# SUPPLIED ENTRIES start

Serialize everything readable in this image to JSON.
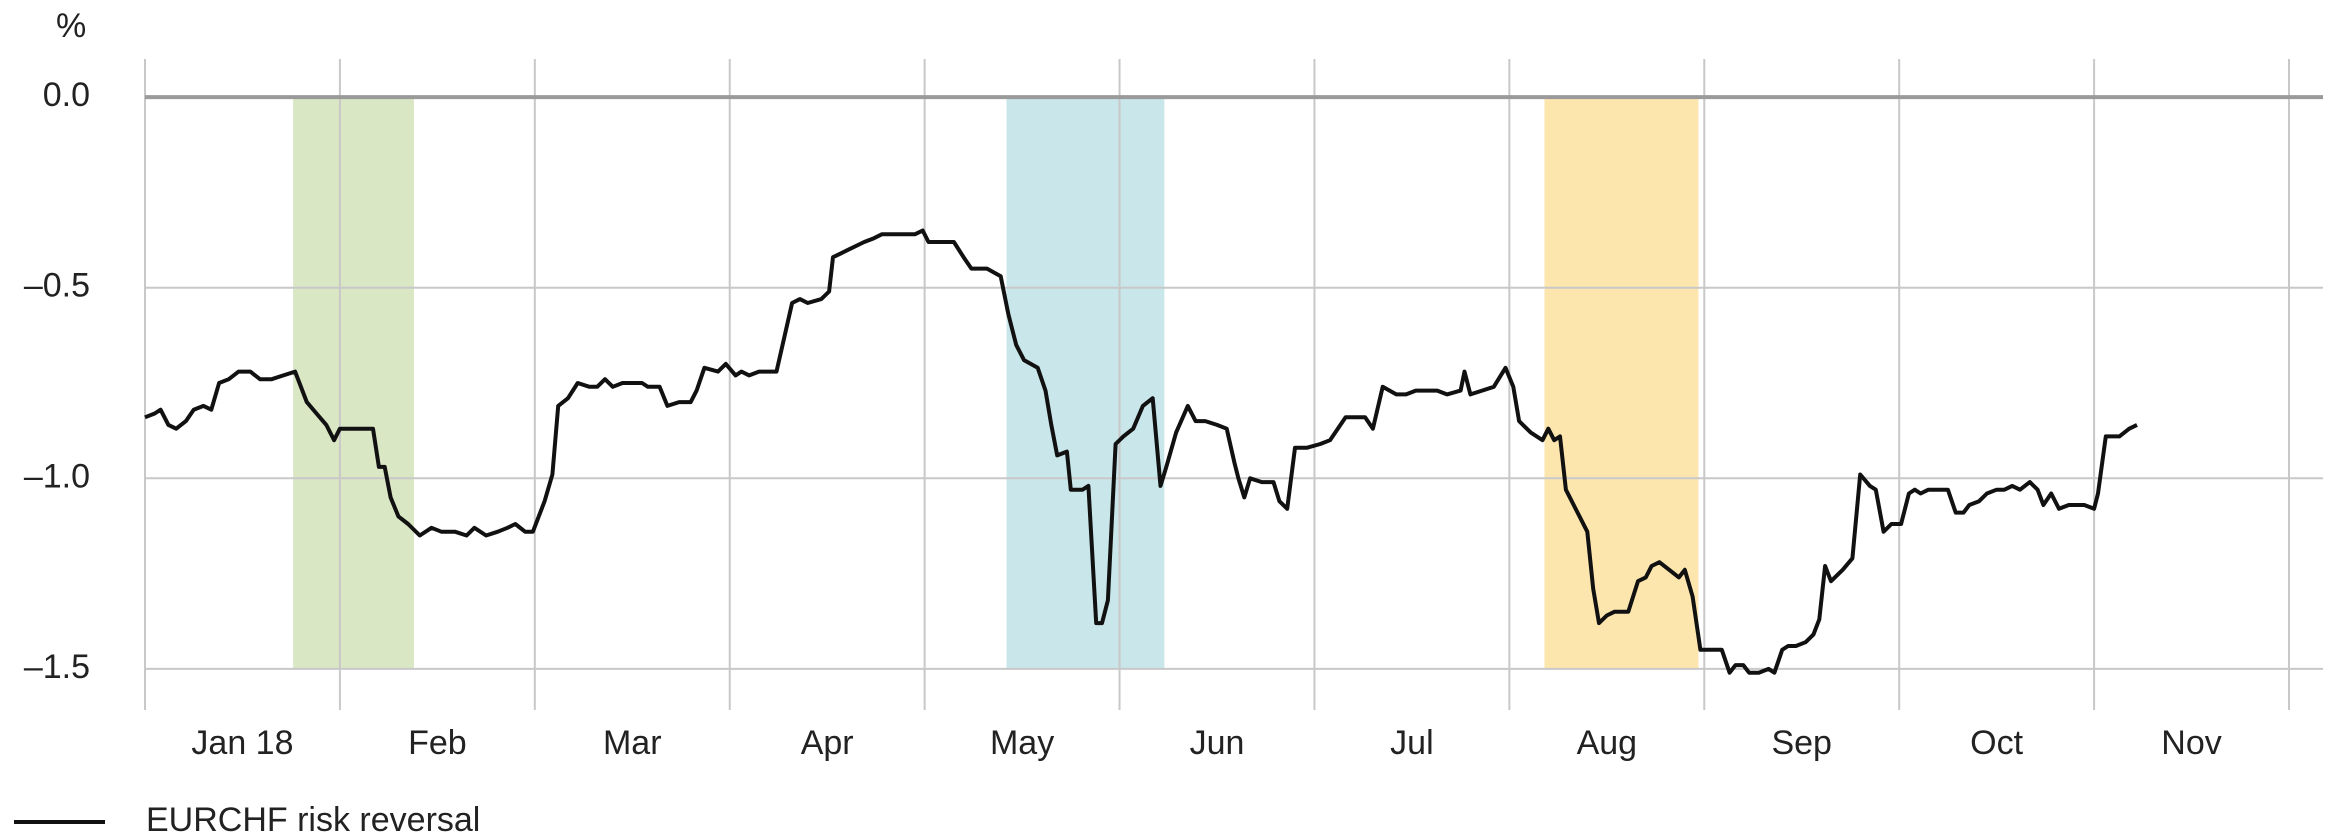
{
  "chart_data": {
    "type": "line",
    "y_unit": "%",
    "xlim": [
      0,
      11
    ],
    "xticks": [
      0,
      1,
      2,
      3,
      4,
      5,
      6,
      7,
      8,
      9,
      10,
      11
    ],
    "month_labels": [
      "Jan 18",
      "Feb",
      "Mar",
      "Apr",
      "May",
      "Jun",
      "Jul",
      "Aug",
      "Sep",
      "Oct",
      "Nov"
    ],
    "ylim": [
      -1.6,
      0.1
    ],
    "yticks": [
      {
        "value": 0,
        "label": "0.0"
      },
      {
        "value": -0.5,
        "label": "–0.5"
      },
      {
        "value": -1.0,
        "label": "–1.0"
      },
      {
        "value": -1.5,
        "label": "–1.5"
      }
    ],
    "grid": true,
    "highlights": [
      {
        "from": 0.76,
        "to": 1.38,
        "color": "#d9e7c4"
      },
      {
        "from": 4.42,
        "to": 5.23,
        "color": "#c9e6ea"
      },
      {
        "from": 7.18,
        "to": 7.97,
        "color": "#fde6ae"
      }
    ],
    "x": [
      0.0,
      0.05,
      0.08,
      0.12,
      0.16,
      0.21,
      0.25,
      0.3,
      0.34,
      0.38,
      0.43,
      0.48,
      0.54,
      0.59,
      0.65,
      0.71,
      0.77,
      0.83,
      0.88,
      0.93,
      0.97,
      1.0,
      1.05,
      1.1,
      1.17,
      1.2,
      1.23,
      1.26,
      1.3,
      1.35,
      1.41,
      1.47,
      1.52,
      1.59,
      1.65,
      1.69,
      1.75,
      1.81,
      1.86,
      1.9,
      1.95,
      1.99,
      2.05,
      2.09,
      2.12,
      2.17,
      2.22,
      2.28,
      2.32,
      2.36,
      2.4,
      2.45,
      2.49,
      2.55,
      2.58,
      2.64,
      2.68,
      2.74,
      2.8,
      2.83,
      2.87,
      2.94,
      2.98,
      3.03,
      3.06,
      3.1,
      3.15,
      3.24,
      3.28,
      3.32,
      3.36,
      3.4,
      3.47,
      3.51,
      3.53,
      3.57,
      3.61,
      3.69,
      3.74,
      3.78,
      3.83,
      3.9,
      3.95,
      3.99,
      4.02,
      4.15,
      4.2,
      4.24,
      4.28,
      4.32,
      4.39,
      4.43,
      4.47,
      4.51,
      4.58,
      4.62,
      4.65,
      4.68,
      4.73,
      4.75,
      4.81,
      4.84,
      4.88,
      4.91,
      4.94,
      4.98,
      5.02,
      5.07,
      5.12,
      5.17,
      5.21,
      5.24,
      5.29,
      5.35,
      5.39,
      5.44,
      5.5,
      5.55,
      5.59,
      5.61,
      5.64,
      5.67,
      5.73,
      5.79,
      5.82,
      5.86,
      5.9,
      5.96,
      6.03,
      6.08,
      6.12,
      6.16,
      6.26,
      6.3,
      6.35,
      6.42,
      6.47,
      6.52,
      6.58,
      6.63,
      6.68,
      6.75,
      6.77,
      6.8,
      6.86,
      6.92,
      6.98,
      7.02,
      7.05,
      7.11,
      7.17,
      7.2,
      7.23,
      7.26,
      7.29,
      7.33,
      7.36,
      7.4,
      7.43,
      7.46,
      7.5,
      7.54,
      7.61,
      7.66,
      7.7,
      7.73,
      7.77,
      7.82,
      7.87,
      7.9,
      7.94,
      7.98,
      8.03,
      8.09,
      8.13,
      8.16,
      8.2,
      8.23,
      8.28,
      8.33,
      8.36,
      8.4,
      8.43,
      8.47,
      8.52,
      8.56,
      8.59,
      8.62,
      8.65,
      8.71,
      8.76,
      8.8,
      8.85,
      8.88,
      8.92,
      8.96,
      9.01,
      9.05,
      9.08,
      9.11,
      9.15,
      9.19,
      9.25,
      9.29,
      9.33,
      9.36,
      9.41,
      9.45,
      9.5,
      9.54,
      9.58,
      9.62,
      9.67,
      9.71,
      9.74,
      9.78,
      9.82,
      9.87,
      9.95,
      10.0,
      10.02,
      10.06,
      10.13,
      10.18,
      10.22
    ],
    "series": [
      {
        "name": "EURCHF risk reversal",
        "color": "#111111",
        "values": [
          -0.84,
          -0.83,
          -0.82,
          -0.86,
          -0.87,
          -0.85,
          -0.82,
          -0.81,
          -0.82,
          -0.75,
          -0.74,
          -0.72,
          -0.72,
          -0.74,
          -0.74,
          -0.73,
          -0.72,
          -0.8,
          -0.83,
          -0.86,
          -0.9,
          -0.87,
          -0.87,
          -0.87,
          -0.87,
          -0.97,
          -0.97,
          -1.05,
          -1.1,
          -1.12,
          -1.15,
          -1.13,
          -1.14,
          -1.14,
          -1.15,
          -1.13,
          -1.15,
          -1.14,
          -1.13,
          -1.12,
          -1.14,
          -1.14,
          -1.06,
          -0.99,
          -0.81,
          -0.79,
          -0.75,
          -0.76,
          -0.76,
          -0.74,
          -0.76,
          -0.75,
          -0.75,
          -0.75,
          -0.76,
          -0.76,
          -0.81,
          -0.8,
          -0.8,
          -0.77,
          -0.71,
          -0.72,
          -0.7,
          -0.73,
          -0.72,
          -0.73,
          -0.72,
          -0.72,
          -0.63,
          -0.54,
          -0.53,
          -0.54,
          -0.53,
          -0.51,
          -0.42,
          -0.41,
          -0.4,
          -0.38,
          -0.37,
          -0.36,
          -0.36,
          -0.36,
          -0.36,
          -0.35,
          -0.38,
          -0.38,
          -0.42,
          -0.45,
          -0.45,
          -0.45,
          -0.47,
          -0.57,
          -0.65,
          -0.69,
          -0.71,
          -0.77,
          -0.86,
          -0.94,
          -0.93,
          -1.03,
          -1.03,
          -1.02,
          -1.38,
          -1.38,
          -1.32,
          -0.91,
          -0.89,
          -0.87,
          -0.81,
          -0.79,
          -1.02,
          -0.97,
          -0.88,
          -0.81,
          -0.85,
          -0.85,
          -0.86,
          -0.87,
          -0.96,
          -1.0,
          -1.05,
          -1.0,
          -1.01,
          -1.01,
          -1.06,
          -1.08,
          -0.92,
          -0.92,
          -0.91,
          -0.9,
          -0.87,
          -0.84,
          -0.84,
          -0.87,
          -0.76,
          -0.78,
          -0.78,
          -0.77,
          -0.77,
          -0.77,
          -0.78,
          -0.77,
          -0.72,
          -0.78,
          -0.77,
          -0.76,
          -0.71,
          -0.76,
          -0.85,
          -0.88,
          -0.9,
          -0.87,
          -0.9,
          -0.89,
          -1.03,
          -1.07,
          -1.1,
          -1.14,
          -1.29,
          -1.38,
          -1.36,
          -1.35,
          -1.35,
          -1.27,
          -1.26,
          -1.23,
          -1.22,
          -1.24,
          -1.26,
          -1.24,
          -1.31,
          -1.45,
          -1.45,
          -1.45,
          -1.51,
          -1.49,
          -1.49,
          -1.51,
          -1.51,
          -1.5,
          -1.51,
          -1.45,
          -1.44,
          -1.44,
          -1.43,
          -1.41,
          -1.37,
          -1.23,
          -1.27,
          -1.24,
          -1.21,
          -0.99,
          -1.02,
          -1.03,
          -1.14,
          -1.12,
          -1.12,
          -1.04,
          -1.03,
          -1.04,
          -1.03,
          -1.03,
          -1.03,
          -1.09,
          -1.09,
          -1.07,
          -1.06,
          -1.04,
          -1.03,
          -1.03,
          -1.02,
          -1.03,
          -1.01,
          -1.03,
          -1.07,
          -1.04,
          -1.08,
          -1.07,
          -1.07,
          -1.08,
          -1.04,
          -0.89,
          -0.89,
          -0.87,
          -0.86
        ]
      }
    ]
  }
}
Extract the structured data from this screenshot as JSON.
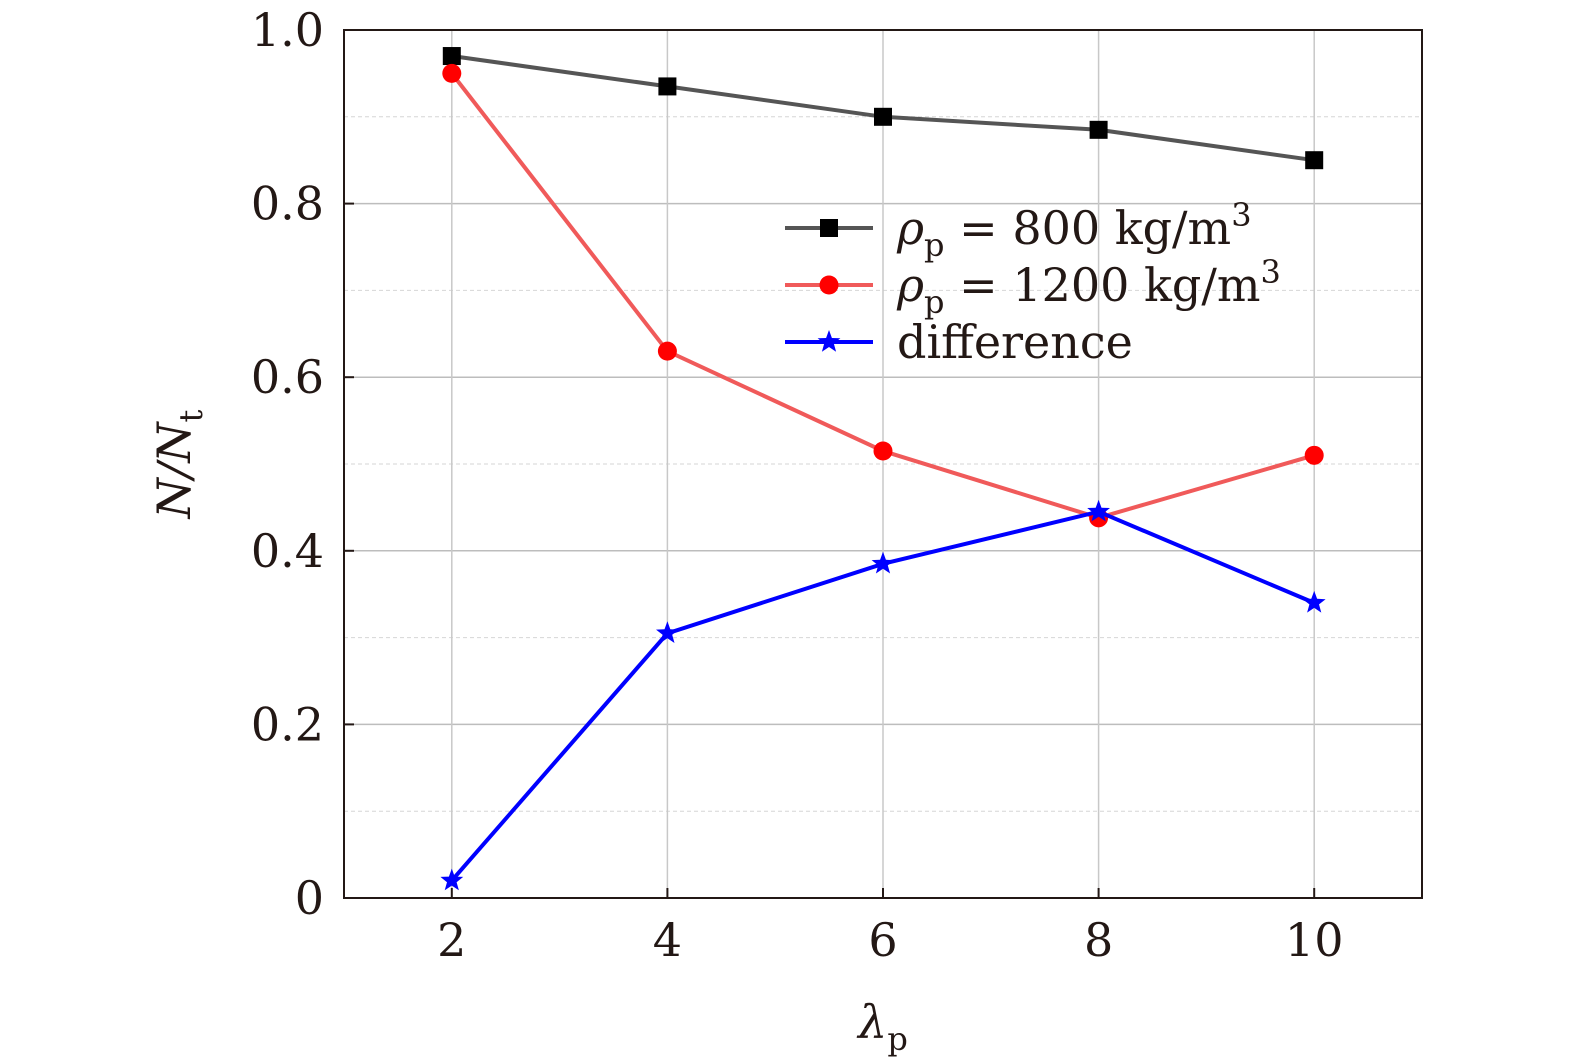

# SUPPLIED ENTRIES end

- _WHAT THE TASK REQUIRES_: Copy each line of the listing that includes "JSON".

- _ANSWER FOR THE TASK_:
Serialize everything readable in this image to JSON.
Extract the structured data from this screenshot as JSON.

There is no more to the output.